Material provided:
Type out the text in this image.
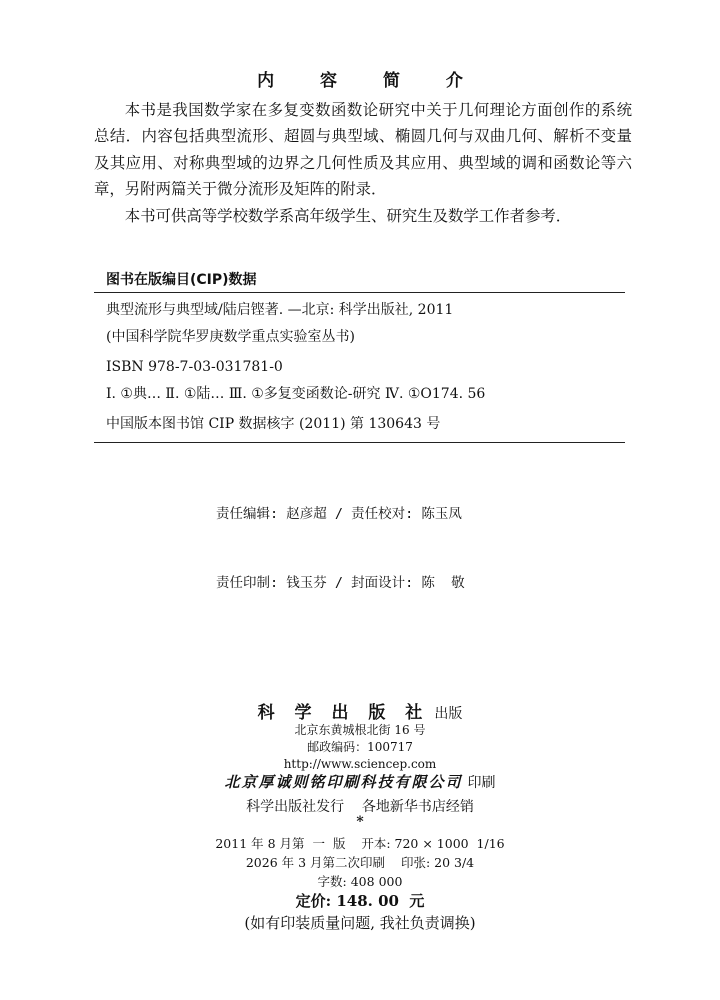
内 容 简 介

本书是我国数学家在多复变数函数论研究中关于几何理论方面创作的系统总结．内容包括典型流形、超圆与典型域、椭圆几何与双曲几何、解析不变量及其应用、对称典型域的边界之几何性质及其应用、典型域的调和函数论等六章，另附两篇关于微分流形及矩阵的附录．

本书可供高等学校数学系高年级学生、研究生及数学工作者参考．

图书在版编目(CIP)数据
典型流形与典型域/陆启铿著. —北京: 科学出版社, 2011
(中国科学院华罗庚数学重点实验室丛书)
ISBN 978-7-03-031781-0
Ⅰ. ①典… Ⅱ. ①陆… Ⅲ. ①多复变函数论-研究 Ⅳ. ①O174. 56
中国版本图书馆 CIP 数据核字 (2011) 第 130643 号

责任编辑: 赵彦超 / 责任校对: 陈玉凤

责任印制: 钱玉芬 / 封面设计: 陈  敬

科 学 出 版 社 出版
北京东黄城根北街 16 号
邮政编码：100717
http://www.sciencep.com
北京厚诚则铭印刷科技有限公司 印刷
科学出版社发行    各地新华书店经销
*
2011 年 8 月第  一  版    开本: 720 × 1000  1/16
2026 年 3 月第二次印刷    印张: 20 3/4
字数: 408 000
定价: 148. 00  元
(如有印装质量问题, 我社负责调换)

What you should do:
Retype every entry verbatim and exclude the pictures from the copy.

Expected answer:
Type out the text in this image.
内 容 简 介

本书是我国数学家在多复变数函数论研究中关于几何理论方面创作的系统总结．内容包括典型流形、超圆与典型域、椭圆几何与双曲几何、解析不变量及其应用、对称典型域的边界之几何性质及其应用、典型域的调和函数论等六章，另附两篇关于微分流形及矩阵的附录．

本书可供高等学校数学系高年级学生、研究生及数学工作者参考．

图书在版编目(CIP)数据
典型流形与典型域/陆启铿著. —北京: 科学出版社, 2011
(中国科学院华罗庚数学重点实验室丛书)
ISBN 978-7-03-031781-0
Ⅰ. ①典… Ⅱ. ①陆… Ⅲ. ①多复变函数论-研究 Ⅳ. ①O174. 56
中国版本图书馆 CIP 数据核字 (2011) 第 130643 号

责任编辑: 赵彦超 / 责任校对: 陈玉凤

责任印制: 钱玉芬 / 封面设计: 陈  敬

科 学 出 版 社 出版
北京东黄城根北街 16 号
邮政编码：100717
http://www.sciencep.com
北京厚诚则铭印刷科技有限公司 印刷
科学出版社发行    各地新华书店经销
*
2011 年 8 月第  一  版    开本: 720 × 1000  1/16
2026 年 3 月第二次印刷    印张: 20 3/4
字数: 408 000
定价: 148. 00  元
(如有印装质量问题, 我社负责调换)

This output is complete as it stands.